* Brief:
Look through the data for the string "Luxembourg". Copy every line where it is found.

* Given entries:
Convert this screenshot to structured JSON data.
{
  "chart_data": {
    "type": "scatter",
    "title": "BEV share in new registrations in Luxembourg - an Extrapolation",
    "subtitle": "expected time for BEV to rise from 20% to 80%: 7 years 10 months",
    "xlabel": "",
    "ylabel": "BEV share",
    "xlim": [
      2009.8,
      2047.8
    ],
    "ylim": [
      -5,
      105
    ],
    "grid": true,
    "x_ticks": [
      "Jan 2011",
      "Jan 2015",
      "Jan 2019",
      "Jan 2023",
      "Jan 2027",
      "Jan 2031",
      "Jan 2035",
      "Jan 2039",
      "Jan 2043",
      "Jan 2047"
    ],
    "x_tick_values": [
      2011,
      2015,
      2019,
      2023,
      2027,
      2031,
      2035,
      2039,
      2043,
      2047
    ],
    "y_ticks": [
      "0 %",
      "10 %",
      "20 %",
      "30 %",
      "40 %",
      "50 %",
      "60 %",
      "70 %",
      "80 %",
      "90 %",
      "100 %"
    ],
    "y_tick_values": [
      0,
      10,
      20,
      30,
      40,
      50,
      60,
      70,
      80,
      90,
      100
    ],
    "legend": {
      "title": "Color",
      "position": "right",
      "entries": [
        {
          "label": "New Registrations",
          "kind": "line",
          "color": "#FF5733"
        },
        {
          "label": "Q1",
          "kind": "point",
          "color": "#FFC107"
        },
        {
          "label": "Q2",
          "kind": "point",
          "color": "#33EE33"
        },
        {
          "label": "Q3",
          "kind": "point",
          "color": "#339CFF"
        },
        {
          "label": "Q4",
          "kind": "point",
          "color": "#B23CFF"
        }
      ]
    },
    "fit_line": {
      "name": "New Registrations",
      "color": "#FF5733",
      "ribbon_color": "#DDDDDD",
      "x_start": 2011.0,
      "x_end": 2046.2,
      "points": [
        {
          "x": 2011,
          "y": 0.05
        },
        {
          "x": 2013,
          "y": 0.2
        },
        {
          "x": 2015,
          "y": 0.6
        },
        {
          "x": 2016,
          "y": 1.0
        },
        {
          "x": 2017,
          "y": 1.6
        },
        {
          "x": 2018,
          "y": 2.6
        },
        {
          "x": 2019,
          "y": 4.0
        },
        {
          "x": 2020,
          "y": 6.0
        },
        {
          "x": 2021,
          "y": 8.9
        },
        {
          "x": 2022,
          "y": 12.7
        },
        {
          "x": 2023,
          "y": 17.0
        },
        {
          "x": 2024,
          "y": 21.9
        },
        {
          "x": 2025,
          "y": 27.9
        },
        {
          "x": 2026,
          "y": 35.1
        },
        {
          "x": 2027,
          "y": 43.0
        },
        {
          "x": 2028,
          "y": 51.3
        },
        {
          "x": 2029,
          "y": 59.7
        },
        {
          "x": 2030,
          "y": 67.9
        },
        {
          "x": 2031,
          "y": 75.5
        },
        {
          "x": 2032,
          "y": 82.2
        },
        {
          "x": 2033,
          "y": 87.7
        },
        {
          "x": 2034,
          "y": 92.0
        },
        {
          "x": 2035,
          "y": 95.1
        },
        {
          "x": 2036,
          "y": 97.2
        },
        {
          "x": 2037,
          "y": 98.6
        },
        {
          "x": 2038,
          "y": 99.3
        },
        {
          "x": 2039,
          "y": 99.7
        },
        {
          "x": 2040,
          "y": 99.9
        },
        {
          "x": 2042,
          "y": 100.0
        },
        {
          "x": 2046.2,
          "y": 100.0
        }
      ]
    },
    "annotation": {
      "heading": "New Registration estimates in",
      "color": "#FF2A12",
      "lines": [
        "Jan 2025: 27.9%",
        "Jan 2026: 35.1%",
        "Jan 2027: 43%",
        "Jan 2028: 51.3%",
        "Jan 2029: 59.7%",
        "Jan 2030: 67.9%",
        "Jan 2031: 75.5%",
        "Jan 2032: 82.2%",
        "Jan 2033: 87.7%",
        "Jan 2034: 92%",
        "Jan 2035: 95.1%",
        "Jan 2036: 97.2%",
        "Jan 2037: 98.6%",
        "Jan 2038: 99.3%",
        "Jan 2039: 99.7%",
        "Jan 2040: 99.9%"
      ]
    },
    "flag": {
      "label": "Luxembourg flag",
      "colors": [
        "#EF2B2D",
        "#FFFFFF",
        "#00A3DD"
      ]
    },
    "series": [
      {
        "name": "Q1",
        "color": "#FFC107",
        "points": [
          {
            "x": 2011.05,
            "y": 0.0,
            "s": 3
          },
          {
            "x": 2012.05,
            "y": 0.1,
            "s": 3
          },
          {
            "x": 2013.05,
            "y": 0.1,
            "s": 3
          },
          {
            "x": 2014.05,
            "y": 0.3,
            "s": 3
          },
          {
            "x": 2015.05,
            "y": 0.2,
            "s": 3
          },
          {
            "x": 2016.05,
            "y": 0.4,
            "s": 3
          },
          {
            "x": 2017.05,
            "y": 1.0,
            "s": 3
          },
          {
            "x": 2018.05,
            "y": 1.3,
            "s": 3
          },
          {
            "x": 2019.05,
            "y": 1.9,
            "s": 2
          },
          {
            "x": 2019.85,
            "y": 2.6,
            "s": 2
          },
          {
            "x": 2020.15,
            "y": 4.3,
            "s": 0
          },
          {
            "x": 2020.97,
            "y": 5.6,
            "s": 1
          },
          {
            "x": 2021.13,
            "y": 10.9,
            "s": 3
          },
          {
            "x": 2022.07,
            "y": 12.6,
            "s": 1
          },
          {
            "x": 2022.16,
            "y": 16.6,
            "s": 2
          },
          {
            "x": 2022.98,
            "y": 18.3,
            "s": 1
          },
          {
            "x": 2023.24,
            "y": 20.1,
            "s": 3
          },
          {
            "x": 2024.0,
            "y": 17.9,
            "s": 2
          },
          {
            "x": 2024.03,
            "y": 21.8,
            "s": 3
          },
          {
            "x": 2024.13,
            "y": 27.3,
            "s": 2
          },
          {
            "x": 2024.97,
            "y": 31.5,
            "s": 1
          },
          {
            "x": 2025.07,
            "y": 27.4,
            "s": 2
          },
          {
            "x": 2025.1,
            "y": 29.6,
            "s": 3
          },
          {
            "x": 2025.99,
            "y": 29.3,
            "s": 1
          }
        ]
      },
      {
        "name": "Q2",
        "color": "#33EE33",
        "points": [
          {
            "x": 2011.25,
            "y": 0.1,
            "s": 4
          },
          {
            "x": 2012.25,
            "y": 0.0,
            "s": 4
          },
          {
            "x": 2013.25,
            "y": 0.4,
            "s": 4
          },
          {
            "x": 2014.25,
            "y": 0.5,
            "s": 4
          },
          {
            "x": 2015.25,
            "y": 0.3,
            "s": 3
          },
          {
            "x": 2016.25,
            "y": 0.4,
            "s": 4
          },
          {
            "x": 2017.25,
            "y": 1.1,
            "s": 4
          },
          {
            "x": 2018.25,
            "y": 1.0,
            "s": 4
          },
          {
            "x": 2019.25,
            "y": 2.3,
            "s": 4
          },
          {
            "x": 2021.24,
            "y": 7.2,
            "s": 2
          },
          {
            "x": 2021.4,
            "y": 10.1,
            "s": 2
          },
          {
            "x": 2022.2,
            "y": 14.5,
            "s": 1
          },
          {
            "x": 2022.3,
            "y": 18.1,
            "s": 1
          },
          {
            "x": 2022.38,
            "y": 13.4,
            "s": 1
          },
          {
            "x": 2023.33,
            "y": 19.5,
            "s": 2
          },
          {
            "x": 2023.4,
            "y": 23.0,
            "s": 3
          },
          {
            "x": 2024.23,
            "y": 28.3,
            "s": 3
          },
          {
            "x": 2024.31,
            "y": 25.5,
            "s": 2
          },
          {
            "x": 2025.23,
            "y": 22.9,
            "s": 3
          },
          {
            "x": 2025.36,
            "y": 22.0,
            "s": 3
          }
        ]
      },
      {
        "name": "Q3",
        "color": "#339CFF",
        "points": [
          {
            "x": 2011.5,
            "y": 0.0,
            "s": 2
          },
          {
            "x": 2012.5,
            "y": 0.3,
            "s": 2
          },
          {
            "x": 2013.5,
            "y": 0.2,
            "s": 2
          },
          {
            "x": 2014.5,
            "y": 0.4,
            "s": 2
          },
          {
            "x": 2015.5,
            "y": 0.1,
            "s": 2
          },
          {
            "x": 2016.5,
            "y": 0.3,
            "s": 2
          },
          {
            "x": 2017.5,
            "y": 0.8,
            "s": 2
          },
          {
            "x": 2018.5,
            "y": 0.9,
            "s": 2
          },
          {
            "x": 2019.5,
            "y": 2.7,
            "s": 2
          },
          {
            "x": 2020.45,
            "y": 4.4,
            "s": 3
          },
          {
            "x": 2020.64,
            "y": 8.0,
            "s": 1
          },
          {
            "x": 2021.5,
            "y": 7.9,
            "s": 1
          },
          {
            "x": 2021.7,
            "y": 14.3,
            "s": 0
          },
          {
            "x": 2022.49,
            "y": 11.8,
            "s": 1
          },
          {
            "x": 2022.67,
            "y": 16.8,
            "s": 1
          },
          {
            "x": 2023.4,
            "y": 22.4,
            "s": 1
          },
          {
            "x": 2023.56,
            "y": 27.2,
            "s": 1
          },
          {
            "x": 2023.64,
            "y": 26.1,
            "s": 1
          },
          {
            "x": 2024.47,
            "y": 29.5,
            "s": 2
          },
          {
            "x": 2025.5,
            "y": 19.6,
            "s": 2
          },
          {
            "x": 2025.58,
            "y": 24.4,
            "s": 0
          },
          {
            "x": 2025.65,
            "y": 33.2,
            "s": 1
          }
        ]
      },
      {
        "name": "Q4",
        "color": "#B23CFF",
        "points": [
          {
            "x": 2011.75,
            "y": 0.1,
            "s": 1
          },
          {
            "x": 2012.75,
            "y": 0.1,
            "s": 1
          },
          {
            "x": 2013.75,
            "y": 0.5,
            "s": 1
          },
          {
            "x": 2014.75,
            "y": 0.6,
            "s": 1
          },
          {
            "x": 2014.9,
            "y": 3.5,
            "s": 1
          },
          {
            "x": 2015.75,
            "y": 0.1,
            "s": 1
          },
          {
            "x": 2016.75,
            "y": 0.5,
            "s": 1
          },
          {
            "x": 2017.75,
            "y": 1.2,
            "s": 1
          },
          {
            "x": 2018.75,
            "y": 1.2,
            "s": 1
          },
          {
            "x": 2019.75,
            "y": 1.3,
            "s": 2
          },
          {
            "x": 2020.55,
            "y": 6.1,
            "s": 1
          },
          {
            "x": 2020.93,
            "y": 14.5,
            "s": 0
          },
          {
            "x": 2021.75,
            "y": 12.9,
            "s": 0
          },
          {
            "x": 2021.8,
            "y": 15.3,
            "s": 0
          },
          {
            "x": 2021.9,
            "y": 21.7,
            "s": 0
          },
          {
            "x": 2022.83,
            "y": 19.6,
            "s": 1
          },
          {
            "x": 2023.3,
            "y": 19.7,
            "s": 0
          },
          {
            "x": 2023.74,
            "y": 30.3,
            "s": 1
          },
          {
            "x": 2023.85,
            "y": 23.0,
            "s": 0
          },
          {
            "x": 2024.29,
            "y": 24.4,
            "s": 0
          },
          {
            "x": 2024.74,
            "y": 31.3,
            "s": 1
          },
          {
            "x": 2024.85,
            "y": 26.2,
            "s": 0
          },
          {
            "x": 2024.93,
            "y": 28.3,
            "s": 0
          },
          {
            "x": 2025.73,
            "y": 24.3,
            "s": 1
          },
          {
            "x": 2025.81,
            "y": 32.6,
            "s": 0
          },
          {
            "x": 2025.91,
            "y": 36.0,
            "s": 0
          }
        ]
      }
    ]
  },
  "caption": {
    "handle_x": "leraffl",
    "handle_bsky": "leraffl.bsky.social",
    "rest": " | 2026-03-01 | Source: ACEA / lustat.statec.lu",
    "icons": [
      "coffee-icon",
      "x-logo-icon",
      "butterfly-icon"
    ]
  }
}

* Exercise answer:
    "title": "BEV share in new registrations in Luxembourg - an Extrapolation",
      "label": "Luxembourg flag",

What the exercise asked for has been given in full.